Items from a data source
════════════════════

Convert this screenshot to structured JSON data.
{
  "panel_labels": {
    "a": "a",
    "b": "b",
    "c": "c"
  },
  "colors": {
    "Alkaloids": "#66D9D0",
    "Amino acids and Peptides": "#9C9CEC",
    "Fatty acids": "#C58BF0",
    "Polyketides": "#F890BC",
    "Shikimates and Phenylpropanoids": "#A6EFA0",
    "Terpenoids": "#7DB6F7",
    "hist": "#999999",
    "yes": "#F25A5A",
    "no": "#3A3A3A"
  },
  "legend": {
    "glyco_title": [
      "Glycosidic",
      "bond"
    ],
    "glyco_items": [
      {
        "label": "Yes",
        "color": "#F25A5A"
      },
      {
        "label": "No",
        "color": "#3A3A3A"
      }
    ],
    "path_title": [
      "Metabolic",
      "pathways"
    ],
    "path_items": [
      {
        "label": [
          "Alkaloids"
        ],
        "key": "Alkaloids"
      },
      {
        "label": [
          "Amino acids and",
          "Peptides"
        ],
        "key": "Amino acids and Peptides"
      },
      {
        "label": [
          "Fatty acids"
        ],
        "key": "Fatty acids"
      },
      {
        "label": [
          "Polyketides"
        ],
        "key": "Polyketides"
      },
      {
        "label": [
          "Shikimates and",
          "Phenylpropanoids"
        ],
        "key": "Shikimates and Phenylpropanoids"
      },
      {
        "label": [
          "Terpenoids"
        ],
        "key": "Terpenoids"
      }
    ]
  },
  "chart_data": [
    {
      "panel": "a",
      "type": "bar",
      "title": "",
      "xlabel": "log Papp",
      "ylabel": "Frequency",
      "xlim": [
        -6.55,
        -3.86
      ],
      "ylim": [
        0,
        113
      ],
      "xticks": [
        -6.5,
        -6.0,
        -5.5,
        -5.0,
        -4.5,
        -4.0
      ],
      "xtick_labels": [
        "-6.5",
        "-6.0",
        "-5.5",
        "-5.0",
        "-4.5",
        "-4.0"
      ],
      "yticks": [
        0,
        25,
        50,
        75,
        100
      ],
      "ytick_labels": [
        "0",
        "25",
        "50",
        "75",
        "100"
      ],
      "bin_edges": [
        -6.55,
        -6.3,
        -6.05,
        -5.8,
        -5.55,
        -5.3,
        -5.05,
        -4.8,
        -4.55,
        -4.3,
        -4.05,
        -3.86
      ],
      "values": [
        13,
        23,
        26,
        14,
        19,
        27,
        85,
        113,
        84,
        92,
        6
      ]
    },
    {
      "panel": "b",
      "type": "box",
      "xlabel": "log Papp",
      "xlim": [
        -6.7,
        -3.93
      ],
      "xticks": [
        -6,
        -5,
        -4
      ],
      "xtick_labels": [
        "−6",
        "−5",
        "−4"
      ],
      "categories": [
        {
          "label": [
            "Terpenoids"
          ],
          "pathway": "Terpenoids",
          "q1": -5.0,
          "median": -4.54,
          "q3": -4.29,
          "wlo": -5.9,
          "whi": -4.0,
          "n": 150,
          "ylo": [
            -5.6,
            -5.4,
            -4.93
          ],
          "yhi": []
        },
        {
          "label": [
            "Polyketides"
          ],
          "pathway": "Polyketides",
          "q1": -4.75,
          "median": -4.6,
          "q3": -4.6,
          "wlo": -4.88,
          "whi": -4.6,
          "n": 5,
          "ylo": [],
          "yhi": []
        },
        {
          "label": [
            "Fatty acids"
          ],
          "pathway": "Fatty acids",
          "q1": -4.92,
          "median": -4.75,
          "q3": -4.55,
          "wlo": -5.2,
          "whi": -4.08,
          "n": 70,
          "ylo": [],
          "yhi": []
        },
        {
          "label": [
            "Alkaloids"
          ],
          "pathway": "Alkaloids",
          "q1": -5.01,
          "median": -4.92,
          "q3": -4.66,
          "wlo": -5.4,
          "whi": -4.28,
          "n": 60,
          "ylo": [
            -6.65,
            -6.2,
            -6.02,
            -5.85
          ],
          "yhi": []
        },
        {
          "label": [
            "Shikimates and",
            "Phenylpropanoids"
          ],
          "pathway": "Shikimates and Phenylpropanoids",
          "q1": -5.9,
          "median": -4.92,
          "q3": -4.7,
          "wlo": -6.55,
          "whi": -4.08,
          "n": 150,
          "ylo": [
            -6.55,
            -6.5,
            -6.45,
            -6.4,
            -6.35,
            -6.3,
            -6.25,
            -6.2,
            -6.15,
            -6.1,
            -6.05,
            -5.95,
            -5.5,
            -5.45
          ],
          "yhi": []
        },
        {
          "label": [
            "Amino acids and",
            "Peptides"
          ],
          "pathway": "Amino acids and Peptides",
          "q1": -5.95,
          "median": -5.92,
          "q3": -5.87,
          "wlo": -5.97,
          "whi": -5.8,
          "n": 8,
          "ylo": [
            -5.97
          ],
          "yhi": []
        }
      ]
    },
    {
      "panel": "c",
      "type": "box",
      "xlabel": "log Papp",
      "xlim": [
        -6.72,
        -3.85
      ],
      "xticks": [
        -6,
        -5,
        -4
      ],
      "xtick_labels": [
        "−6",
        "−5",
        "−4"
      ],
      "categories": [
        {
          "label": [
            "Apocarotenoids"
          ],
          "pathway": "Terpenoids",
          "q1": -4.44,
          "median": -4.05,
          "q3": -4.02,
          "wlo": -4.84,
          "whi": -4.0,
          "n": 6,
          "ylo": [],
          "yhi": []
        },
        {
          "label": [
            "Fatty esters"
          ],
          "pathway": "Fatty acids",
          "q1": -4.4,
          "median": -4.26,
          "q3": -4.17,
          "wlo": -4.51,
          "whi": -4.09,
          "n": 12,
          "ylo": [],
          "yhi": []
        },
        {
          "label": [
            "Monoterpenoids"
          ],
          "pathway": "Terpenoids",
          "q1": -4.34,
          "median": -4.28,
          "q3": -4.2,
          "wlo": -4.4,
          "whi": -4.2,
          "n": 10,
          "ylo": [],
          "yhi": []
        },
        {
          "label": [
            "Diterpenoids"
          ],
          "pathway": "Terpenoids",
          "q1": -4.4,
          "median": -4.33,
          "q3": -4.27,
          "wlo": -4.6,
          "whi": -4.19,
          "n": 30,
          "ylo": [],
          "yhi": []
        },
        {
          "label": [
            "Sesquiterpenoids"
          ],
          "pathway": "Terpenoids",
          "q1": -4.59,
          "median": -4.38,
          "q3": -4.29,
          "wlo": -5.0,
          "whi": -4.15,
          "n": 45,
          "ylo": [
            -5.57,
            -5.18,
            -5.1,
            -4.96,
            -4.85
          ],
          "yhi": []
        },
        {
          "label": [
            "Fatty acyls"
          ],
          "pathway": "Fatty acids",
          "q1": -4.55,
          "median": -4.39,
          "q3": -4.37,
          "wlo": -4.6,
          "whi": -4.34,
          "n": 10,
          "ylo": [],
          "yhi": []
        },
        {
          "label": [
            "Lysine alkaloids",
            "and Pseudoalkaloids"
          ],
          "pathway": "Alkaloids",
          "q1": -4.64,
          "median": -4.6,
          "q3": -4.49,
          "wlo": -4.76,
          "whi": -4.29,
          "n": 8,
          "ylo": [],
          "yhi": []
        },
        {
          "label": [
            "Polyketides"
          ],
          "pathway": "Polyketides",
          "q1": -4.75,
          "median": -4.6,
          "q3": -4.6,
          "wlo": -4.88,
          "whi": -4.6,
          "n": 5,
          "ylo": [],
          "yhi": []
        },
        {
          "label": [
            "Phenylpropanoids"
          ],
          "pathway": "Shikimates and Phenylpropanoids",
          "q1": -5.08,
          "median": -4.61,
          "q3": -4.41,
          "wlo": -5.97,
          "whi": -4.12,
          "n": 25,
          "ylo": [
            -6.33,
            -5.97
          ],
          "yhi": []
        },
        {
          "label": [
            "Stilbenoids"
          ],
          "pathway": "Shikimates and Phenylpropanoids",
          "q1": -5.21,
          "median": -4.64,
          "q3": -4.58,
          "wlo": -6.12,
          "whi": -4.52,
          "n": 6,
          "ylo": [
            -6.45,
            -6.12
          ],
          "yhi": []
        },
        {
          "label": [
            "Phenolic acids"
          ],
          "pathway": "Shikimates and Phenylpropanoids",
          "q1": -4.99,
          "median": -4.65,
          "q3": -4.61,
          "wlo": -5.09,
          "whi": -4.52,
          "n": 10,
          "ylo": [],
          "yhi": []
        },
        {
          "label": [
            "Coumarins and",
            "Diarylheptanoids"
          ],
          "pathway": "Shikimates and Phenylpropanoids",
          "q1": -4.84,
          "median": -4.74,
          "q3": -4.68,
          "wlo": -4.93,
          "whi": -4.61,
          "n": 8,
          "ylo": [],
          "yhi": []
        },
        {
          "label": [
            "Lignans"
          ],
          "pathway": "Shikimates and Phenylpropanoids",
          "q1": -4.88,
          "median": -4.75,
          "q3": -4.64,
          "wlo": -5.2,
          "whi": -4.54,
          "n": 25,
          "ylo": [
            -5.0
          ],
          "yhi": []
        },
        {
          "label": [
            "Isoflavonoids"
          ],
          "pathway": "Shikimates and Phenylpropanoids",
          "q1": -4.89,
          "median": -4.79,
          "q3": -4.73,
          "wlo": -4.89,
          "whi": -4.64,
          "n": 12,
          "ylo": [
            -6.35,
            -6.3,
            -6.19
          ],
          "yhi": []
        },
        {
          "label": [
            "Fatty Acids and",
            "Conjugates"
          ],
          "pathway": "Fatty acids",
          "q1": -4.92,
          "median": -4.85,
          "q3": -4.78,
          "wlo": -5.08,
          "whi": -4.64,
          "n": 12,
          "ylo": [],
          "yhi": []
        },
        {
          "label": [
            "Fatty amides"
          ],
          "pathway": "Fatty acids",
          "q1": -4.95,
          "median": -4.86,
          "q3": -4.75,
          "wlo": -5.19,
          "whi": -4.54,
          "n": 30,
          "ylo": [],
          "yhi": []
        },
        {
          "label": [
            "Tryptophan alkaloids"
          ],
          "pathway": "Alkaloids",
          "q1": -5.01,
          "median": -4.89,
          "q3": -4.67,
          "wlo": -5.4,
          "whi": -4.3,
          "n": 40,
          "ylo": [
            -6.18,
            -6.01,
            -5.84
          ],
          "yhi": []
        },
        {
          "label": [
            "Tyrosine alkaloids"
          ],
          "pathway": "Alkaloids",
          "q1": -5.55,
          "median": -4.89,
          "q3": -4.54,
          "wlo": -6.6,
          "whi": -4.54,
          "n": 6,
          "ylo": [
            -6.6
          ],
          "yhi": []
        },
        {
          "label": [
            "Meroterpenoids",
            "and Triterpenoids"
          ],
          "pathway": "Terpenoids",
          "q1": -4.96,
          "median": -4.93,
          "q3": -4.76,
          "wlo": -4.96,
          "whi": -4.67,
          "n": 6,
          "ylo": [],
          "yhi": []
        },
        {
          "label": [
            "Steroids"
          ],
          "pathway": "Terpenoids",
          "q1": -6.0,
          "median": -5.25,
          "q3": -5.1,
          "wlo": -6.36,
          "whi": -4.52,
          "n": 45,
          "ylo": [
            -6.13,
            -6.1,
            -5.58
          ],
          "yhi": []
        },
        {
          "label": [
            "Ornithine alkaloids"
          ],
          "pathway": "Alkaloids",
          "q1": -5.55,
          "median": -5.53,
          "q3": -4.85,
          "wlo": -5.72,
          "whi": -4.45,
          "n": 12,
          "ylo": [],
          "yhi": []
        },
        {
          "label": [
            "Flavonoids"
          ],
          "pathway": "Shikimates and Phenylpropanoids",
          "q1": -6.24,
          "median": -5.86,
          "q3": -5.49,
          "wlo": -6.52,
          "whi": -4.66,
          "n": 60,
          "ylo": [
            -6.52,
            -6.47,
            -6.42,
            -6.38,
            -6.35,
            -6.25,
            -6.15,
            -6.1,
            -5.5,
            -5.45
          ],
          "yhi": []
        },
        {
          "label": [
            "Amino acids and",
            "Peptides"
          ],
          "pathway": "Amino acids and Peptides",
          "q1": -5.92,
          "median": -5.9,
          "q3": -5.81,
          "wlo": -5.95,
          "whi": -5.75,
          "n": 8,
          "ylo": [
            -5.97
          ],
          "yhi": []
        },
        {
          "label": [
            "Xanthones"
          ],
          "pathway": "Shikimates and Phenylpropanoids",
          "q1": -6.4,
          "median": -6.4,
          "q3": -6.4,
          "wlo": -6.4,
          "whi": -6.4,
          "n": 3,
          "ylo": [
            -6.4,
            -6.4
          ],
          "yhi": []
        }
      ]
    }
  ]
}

════════════════════

**WHAT THE EXERCISE ASKS**
Your task is to collect every line above that contains the word "Peptides".

**TASK ANSWER**
    "Amino acids and Peptides": "#9C9CEC",
          "Peptides"
        "key": "Amino acids and Peptides"
            "Peptides"
          "pathway": "Amino acids and Peptides",
            "Peptides"
          "pathway": "Amino acids and Peptides",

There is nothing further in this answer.